[TASK REQUIREMENTS]
Wherever the word "sales" appears in a line, copy that line.

========

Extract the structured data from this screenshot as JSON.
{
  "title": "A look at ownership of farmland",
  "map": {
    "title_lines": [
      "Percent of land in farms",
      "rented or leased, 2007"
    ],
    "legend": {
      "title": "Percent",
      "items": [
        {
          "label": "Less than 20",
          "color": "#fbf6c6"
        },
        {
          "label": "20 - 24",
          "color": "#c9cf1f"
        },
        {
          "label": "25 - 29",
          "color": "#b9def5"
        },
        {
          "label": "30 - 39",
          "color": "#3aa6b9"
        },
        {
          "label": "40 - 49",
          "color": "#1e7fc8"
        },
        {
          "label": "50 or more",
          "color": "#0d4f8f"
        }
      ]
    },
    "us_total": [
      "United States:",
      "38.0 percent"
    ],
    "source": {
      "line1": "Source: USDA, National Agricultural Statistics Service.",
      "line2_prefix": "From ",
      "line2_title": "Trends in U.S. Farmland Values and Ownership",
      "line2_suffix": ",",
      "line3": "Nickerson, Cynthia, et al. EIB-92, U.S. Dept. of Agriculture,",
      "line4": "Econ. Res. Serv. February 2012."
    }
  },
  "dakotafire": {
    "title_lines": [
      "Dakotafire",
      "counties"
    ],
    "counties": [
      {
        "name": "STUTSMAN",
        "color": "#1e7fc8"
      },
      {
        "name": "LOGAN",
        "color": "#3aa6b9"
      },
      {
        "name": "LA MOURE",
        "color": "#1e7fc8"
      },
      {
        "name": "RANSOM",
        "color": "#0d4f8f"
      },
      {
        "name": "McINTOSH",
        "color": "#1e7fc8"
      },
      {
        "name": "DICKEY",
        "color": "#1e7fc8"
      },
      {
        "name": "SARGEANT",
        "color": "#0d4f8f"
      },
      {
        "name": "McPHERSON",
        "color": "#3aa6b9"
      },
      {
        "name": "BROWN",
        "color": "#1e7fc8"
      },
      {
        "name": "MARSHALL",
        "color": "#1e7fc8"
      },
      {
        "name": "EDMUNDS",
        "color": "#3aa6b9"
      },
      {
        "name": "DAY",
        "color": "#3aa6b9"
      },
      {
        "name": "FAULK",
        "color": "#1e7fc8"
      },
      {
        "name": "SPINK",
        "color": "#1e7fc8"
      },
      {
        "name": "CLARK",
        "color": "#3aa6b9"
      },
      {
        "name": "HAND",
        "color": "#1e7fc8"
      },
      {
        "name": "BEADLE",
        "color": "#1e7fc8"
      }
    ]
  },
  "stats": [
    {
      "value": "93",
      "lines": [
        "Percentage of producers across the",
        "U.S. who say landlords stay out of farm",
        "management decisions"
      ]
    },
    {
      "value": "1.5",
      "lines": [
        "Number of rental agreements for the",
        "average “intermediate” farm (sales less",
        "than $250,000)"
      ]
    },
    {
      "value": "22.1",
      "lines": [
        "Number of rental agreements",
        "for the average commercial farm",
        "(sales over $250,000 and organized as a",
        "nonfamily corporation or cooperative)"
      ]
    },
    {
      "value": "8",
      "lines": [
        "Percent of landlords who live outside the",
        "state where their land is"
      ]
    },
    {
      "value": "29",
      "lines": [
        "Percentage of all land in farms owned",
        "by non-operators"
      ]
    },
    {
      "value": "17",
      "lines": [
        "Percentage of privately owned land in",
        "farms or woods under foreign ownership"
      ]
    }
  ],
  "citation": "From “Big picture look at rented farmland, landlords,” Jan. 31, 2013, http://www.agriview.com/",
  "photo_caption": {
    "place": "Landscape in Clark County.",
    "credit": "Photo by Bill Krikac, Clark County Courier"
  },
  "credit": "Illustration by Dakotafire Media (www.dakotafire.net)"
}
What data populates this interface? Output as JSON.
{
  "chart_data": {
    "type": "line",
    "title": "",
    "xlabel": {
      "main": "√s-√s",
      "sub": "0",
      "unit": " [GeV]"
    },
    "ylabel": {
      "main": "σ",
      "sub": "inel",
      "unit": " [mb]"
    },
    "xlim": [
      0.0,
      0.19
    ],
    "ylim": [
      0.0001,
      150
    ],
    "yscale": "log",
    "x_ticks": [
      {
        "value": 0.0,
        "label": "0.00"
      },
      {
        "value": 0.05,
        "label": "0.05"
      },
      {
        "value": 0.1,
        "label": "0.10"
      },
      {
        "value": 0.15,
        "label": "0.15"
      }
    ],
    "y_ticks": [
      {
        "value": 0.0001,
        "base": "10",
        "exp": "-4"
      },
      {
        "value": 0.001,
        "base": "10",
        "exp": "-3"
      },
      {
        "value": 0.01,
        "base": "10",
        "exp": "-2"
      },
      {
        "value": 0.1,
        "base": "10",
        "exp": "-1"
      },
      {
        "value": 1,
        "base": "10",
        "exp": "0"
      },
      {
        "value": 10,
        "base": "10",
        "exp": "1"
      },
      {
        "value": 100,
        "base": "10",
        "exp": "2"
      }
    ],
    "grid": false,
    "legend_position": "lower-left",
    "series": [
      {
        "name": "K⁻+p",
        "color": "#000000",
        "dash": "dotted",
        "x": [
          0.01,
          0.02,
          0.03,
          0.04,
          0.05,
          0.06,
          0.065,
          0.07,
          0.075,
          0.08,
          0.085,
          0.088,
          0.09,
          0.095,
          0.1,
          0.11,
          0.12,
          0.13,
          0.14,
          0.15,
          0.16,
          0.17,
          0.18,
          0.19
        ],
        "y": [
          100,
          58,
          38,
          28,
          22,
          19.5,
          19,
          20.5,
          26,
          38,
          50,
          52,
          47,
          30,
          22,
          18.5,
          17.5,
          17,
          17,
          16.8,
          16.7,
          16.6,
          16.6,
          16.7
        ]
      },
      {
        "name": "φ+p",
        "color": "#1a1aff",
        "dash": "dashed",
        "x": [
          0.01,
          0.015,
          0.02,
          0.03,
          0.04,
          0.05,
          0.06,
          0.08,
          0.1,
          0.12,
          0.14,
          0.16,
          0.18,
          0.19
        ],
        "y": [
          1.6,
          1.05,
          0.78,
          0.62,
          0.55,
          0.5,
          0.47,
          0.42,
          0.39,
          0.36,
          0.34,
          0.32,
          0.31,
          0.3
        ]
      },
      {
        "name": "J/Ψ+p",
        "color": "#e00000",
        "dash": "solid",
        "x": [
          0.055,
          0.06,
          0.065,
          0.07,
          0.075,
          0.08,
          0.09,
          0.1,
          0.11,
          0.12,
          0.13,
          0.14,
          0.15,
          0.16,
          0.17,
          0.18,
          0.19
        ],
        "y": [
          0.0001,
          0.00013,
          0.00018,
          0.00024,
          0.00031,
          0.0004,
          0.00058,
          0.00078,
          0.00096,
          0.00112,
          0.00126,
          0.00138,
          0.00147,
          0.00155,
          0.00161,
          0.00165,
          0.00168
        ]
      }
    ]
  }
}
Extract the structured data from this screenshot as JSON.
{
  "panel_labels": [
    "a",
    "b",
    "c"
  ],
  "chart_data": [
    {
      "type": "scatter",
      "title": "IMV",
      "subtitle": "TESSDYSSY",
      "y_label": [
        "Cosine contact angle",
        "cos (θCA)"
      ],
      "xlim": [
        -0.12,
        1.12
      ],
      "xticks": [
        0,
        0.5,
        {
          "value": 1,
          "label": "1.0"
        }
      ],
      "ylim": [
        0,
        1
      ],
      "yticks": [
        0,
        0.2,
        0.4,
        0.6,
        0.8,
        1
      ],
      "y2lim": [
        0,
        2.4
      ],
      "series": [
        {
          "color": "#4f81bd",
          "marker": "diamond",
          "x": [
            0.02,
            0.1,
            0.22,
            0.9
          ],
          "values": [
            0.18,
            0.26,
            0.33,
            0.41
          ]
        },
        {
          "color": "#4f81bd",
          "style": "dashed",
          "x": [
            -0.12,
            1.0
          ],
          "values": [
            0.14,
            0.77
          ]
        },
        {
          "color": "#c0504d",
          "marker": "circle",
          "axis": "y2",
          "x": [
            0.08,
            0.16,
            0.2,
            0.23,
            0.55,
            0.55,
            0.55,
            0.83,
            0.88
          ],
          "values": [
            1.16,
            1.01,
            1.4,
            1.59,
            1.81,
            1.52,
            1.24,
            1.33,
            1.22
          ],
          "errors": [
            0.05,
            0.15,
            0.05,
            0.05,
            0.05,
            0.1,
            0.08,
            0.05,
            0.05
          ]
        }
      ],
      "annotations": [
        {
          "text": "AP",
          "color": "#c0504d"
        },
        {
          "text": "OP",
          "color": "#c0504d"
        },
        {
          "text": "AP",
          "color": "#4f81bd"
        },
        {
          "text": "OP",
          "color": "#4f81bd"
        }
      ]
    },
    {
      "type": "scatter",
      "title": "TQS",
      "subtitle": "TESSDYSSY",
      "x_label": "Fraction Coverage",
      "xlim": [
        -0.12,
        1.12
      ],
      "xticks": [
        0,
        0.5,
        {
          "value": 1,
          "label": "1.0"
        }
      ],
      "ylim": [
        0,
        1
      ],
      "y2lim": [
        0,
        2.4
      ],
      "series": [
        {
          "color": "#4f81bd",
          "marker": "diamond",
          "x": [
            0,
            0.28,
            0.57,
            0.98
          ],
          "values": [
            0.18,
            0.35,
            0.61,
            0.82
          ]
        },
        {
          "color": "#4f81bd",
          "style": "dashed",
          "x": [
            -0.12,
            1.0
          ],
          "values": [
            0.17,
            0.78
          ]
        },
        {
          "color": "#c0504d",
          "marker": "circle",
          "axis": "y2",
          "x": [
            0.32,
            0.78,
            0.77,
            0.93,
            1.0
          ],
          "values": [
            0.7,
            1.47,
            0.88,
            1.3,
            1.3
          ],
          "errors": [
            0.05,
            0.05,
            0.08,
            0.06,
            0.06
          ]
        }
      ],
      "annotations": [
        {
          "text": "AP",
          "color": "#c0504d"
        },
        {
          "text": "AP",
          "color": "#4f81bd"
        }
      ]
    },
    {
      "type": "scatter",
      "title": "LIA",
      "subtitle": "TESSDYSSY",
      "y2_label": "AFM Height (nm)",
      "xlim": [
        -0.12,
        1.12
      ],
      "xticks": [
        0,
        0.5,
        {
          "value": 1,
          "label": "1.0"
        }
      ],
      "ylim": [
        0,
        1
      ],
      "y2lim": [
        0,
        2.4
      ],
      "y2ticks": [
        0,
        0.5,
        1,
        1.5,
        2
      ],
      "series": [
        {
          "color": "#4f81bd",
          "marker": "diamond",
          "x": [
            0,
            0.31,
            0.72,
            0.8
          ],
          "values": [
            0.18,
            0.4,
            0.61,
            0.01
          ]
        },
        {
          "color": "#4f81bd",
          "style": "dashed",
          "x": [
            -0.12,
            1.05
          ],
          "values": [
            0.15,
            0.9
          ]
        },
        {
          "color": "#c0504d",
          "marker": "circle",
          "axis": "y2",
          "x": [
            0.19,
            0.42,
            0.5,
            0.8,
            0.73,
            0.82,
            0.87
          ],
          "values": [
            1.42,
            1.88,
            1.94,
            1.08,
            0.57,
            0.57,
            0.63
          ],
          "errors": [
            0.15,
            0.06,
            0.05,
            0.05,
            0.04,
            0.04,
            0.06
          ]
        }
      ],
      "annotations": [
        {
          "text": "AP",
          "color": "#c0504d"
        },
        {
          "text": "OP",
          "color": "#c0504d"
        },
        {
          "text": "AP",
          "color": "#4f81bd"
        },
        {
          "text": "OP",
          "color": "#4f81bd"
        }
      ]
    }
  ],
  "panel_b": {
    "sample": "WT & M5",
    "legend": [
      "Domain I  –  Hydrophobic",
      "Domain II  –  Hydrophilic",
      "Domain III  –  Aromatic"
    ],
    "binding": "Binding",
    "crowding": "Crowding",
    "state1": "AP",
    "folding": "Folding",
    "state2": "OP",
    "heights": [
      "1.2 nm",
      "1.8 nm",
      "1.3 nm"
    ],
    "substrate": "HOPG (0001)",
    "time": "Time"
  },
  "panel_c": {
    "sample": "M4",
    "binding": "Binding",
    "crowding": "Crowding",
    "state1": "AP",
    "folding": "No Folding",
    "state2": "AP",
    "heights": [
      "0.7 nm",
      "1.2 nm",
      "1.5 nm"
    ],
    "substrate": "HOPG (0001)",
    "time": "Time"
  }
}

========

[RESULT]
        "average “intermediate” farm (sales less",
        "(sales over $250,000 and organized as a",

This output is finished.